Write out the records word for word, with no pictures.

◇ ◇ ◇ ◇ ◇

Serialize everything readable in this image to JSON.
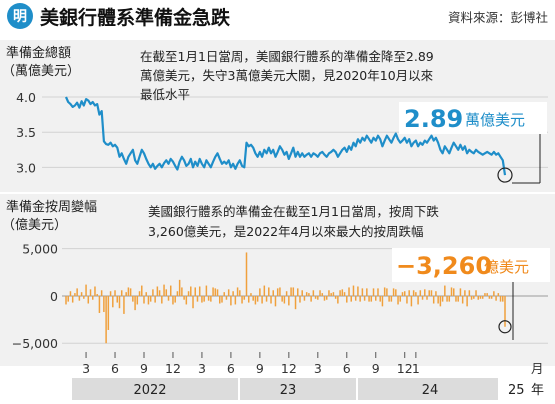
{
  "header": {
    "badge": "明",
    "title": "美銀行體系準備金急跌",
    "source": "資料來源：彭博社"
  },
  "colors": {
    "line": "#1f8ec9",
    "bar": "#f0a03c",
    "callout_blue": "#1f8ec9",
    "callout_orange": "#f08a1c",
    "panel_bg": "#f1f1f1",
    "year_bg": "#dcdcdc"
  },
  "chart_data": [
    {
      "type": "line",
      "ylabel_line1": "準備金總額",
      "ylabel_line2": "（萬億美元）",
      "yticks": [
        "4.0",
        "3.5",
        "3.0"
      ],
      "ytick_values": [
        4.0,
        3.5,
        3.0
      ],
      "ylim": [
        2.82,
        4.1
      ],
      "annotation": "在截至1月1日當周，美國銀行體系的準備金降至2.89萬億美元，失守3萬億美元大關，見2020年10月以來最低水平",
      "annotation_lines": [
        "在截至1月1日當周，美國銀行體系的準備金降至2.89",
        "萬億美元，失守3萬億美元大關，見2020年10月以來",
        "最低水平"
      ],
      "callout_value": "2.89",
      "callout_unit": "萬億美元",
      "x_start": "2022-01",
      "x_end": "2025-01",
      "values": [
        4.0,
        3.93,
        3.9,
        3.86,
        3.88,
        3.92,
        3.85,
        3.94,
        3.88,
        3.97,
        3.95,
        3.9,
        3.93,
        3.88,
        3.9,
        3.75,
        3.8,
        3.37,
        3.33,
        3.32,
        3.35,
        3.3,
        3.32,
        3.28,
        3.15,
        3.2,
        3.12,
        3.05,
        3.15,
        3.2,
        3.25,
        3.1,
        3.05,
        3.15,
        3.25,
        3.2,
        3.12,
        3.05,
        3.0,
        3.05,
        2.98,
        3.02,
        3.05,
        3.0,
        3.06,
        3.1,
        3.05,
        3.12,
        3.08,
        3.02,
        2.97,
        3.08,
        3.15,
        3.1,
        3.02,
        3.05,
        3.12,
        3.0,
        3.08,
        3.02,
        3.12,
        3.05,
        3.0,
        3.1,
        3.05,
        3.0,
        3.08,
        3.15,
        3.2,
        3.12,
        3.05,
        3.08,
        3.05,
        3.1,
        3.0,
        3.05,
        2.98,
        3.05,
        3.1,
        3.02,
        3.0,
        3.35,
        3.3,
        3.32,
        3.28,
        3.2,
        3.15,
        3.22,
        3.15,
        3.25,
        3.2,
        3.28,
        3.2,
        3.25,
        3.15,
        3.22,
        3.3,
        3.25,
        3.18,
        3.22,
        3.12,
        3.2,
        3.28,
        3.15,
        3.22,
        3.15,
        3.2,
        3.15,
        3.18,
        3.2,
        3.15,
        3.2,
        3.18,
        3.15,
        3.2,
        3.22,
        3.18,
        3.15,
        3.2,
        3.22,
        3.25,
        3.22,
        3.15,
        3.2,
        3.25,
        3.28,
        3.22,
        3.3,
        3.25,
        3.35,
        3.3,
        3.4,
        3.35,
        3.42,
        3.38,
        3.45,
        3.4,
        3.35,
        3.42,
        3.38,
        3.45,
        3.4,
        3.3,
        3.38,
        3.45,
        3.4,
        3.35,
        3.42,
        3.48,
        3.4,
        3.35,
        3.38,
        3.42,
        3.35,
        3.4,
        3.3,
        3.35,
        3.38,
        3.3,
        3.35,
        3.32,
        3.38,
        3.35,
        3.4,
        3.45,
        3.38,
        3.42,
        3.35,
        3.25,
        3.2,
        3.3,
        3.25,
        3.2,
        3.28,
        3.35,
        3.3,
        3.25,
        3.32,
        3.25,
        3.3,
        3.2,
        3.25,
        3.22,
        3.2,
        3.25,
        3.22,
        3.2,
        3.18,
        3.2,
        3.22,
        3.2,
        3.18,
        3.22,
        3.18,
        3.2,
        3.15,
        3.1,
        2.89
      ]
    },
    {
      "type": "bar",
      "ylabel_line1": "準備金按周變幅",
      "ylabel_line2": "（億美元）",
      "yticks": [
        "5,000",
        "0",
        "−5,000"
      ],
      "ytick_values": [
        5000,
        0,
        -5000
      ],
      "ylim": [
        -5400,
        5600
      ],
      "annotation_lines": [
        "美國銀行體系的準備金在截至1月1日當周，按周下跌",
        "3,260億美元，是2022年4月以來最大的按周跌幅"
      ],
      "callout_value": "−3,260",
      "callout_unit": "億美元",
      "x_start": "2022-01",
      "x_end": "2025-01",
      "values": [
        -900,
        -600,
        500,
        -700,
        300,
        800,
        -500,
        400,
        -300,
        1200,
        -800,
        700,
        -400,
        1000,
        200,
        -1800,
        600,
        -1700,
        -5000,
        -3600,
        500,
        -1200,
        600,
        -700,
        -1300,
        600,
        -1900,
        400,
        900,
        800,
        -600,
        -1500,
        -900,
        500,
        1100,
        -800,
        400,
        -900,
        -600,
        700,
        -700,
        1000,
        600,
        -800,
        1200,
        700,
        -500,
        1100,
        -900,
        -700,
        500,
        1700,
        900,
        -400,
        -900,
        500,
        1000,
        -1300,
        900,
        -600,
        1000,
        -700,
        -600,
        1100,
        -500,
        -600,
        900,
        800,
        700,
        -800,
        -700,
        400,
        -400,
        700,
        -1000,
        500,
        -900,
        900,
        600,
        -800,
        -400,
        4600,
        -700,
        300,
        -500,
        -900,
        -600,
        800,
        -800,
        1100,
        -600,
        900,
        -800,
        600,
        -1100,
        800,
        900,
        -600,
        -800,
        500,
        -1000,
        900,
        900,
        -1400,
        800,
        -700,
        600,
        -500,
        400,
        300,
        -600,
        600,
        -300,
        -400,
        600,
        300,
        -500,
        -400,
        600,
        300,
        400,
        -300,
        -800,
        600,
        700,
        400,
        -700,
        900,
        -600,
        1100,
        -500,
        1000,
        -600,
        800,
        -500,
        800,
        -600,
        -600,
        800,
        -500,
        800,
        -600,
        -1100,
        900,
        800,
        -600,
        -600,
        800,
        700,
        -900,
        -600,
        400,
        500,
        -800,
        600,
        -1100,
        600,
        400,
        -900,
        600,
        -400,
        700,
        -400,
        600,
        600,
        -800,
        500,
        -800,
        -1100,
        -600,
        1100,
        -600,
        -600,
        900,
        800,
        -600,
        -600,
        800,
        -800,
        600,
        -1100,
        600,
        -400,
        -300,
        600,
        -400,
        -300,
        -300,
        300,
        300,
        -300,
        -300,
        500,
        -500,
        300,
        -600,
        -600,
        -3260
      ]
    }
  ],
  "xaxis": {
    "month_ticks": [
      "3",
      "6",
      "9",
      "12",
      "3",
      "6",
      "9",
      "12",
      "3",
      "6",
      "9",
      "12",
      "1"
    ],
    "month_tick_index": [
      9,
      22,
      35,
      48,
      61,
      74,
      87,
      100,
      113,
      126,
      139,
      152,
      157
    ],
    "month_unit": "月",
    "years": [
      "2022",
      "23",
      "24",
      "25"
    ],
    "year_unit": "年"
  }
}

◇ ◇ ◇ ◇ ◇

ANSWER TO THE PROBLEM →
Serialize everything readable in this image to JSON.
{
  "header": {
    "badge": "明",
    "title": "美銀行體系準備金急跌",
    "source": "資料來源：彭博社"
  },
  "colors": {
    "line": "#1f8ec9",
    "bar": "#f0a03c",
    "callout_blue": "#1f8ec9",
    "callout_orange": "#f08a1c",
    "panel_bg": "#f1f1f1",
    "year_bg": "#dcdcdc"
  },
  "chart_data": [
    {
      "type": "line",
      "ylabel_line1": "準備金總額",
      "ylabel_line2": "（萬億美元）",
      "yticks": [
        "4.0",
        "3.5",
        "3.0"
      ],
      "ytick_values": [
        4.0,
        3.5,
        3.0
      ],
      "ylim": [
        2.82,
        4.1
      ],
      "annotation": "在截至1月1日當周，美國銀行體系的準備金降至2.89萬億美元，失守3萬億美元大關，見2020年10月以來最低水平",
      "annotation_lines": [
        "在截至1月1日當周，美國銀行體系的準備金降至2.89",
        "萬億美元，失守3萬億美元大關，見2020年10月以來",
        "最低水平"
      ],
      "callout_value": "2.89",
      "callout_unit": "萬億美元",
      "x_start": "2022-01",
      "x_end": "2025-01",
      "values": [
        4.0,
        3.93,
        3.9,
        3.86,
        3.88,
        3.92,
        3.85,
        3.94,
        3.88,
        3.97,
        3.95,
        3.9,
        3.93,
        3.88,
        3.9,
        3.75,
        3.8,
        3.37,
        3.33,
        3.32,
        3.35,
        3.3,
        3.32,
        3.28,
        3.15,
        3.2,
        3.12,
        3.05,
        3.15,
        3.2,
        3.25,
        3.1,
        3.05,
        3.15,
        3.25,
        3.2,
        3.12,
        3.05,
        3.0,
        3.05,
        2.98,
        3.02,
        3.05,
        3.0,
        3.06,
        3.1,
        3.05,
        3.12,
        3.08,
        3.02,
        2.97,
        3.08,
        3.15,
        3.1,
        3.02,
        3.05,
        3.12,
        3.0,
        3.08,
        3.02,
        3.12,
        3.05,
        3.0,
        3.1,
        3.05,
        3.0,
        3.08,
        3.15,
        3.2,
        3.12,
        3.05,
        3.08,
        3.05,
        3.1,
        3.0,
        3.05,
        2.98,
        3.05,
        3.1,
        3.02,
        3.0,
        3.35,
        3.3,
        3.32,
        3.28,
        3.2,
        3.15,
        3.22,
        3.15,
        3.25,
        3.2,
        3.28,
        3.2,
        3.25,
        3.15,
        3.22,
        3.3,
        3.25,
        3.18,
        3.22,
        3.12,
        3.2,
        3.28,
        3.15,
        3.22,
        3.15,
        3.2,
        3.15,
        3.18,
        3.2,
        3.15,
        3.2,
        3.18,
        3.15,
        3.2,
        3.22,
        3.18,
        3.15,
        3.2,
        3.22,
        3.25,
        3.22,
        3.15,
        3.2,
        3.25,
        3.28,
        3.22,
        3.3,
        3.25,
        3.35,
        3.3,
        3.4,
        3.35,
        3.42,
        3.38,
        3.45,
        3.4,
        3.35,
        3.42,
        3.38,
        3.45,
        3.4,
        3.3,
        3.38,
        3.45,
        3.4,
        3.35,
        3.42,
        3.48,
        3.4,
        3.35,
        3.38,
        3.42,
        3.35,
        3.4,
        3.3,
        3.35,
        3.38,
        3.3,
        3.35,
        3.32,
        3.38,
        3.35,
        3.4,
        3.45,
        3.38,
        3.42,
        3.35,
        3.25,
        3.2,
        3.3,
        3.25,
        3.2,
        3.28,
        3.35,
        3.3,
        3.25,
        3.32,
        3.25,
        3.3,
        3.2,
        3.25,
        3.22,
        3.2,
        3.25,
        3.22,
        3.2,
        3.18,
        3.2,
        3.22,
        3.2,
        3.18,
        3.22,
        3.18,
        3.2,
        3.15,
        3.1,
        2.89
      ]
    },
    {
      "type": "bar",
      "ylabel_line1": "準備金按周變幅",
      "ylabel_line2": "（億美元）",
      "yticks": [
        "5,000",
        "0",
        "−5,000"
      ],
      "ytick_values": [
        5000,
        0,
        -5000
      ],
      "ylim": [
        -5400,
        5600
      ],
      "annotation_lines": [
        "美國銀行體系的準備金在截至1月1日當周，按周下跌",
        "3,260億美元，是2022年4月以來最大的按周跌幅"
      ],
      "callout_value": "−3,260",
      "callout_unit": "億美元",
      "x_start": "2022-01",
      "x_end": "2025-01",
      "values": [
        -900,
        -600,
        500,
        -700,
        300,
        800,
        -500,
        400,
        -300,
        1200,
        -800,
        700,
        -400,
        1000,
        200,
        -1800,
        600,
        -1700,
        -5000,
        -3600,
        500,
        -1200,
        600,
        -700,
        -1300,
        600,
        -1900,
        400,
        900,
        800,
        -600,
        -1500,
        -900,
        500,
        1100,
        -800,
        400,
        -900,
        -600,
        700,
        -700,
        1000,
        600,
        -800,
        1200,
        700,
        -500,
        1100,
        -900,
        -700,
        500,
        1700,
        900,
        -400,
        -900,
        500,
        1000,
        -1300,
        900,
        -600,
        1000,
        -700,
        -600,
        1100,
        -500,
        -600,
        900,
        800,
        700,
        -800,
        -700,
        400,
        -400,
        700,
        -1000,
        500,
        -900,
        900,
        600,
        -800,
        -400,
        4600,
        -700,
        300,
        -500,
        -900,
        -600,
        800,
        -800,
        1100,
        -600,
        900,
        -800,
        600,
        -1100,
        800,
        900,
        -600,
        -800,
        500,
        -1000,
        900,
        900,
        -1400,
        800,
        -700,
        600,
        -500,
        400,
        300,
        -600,
        600,
        -300,
        -400,
        600,
        300,
        -500,
        -400,
        600,
        300,
        400,
        -300,
        -800,
        600,
        700,
        400,
        -700,
        900,
        -600,
        1100,
        -500,
        1000,
        -600,
        800,
        -500,
        800,
        -600,
        -600,
        800,
        -500,
        800,
        -600,
        -1100,
        900,
        800,
        -600,
        -600,
        800,
        700,
        -900,
        -600,
        400,
        500,
        -800,
        600,
        -1100,
        600,
        400,
        -900,
        600,
        -400,
        700,
        -400,
        600,
        600,
        -800,
        500,
        -800,
        -1100,
        -600,
        1100,
        -600,
        -600,
        900,
        800,
        -600,
        -600,
        800,
        -800,
        600,
        -1100,
        600,
        -400,
        -300,
        600,
        -400,
        -300,
        -300,
        300,
        300,
        -300,
        -300,
        500,
        -500,
        300,
        -600,
        -600,
        -3260
      ]
    }
  ],
  "xaxis": {
    "month_ticks": [
      "3",
      "6",
      "9",
      "12",
      "3",
      "6",
      "9",
      "12",
      "3",
      "6",
      "9",
      "12",
      "1"
    ],
    "month_tick_index": [
      9,
      22,
      35,
      48,
      61,
      74,
      87,
      100,
      113,
      126,
      139,
      152,
      157
    ],
    "month_unit": "月",
    "years": [
      "2022",
      "23",
      "24",
      "25"
    ],
    "year_unit": "年"
  }
}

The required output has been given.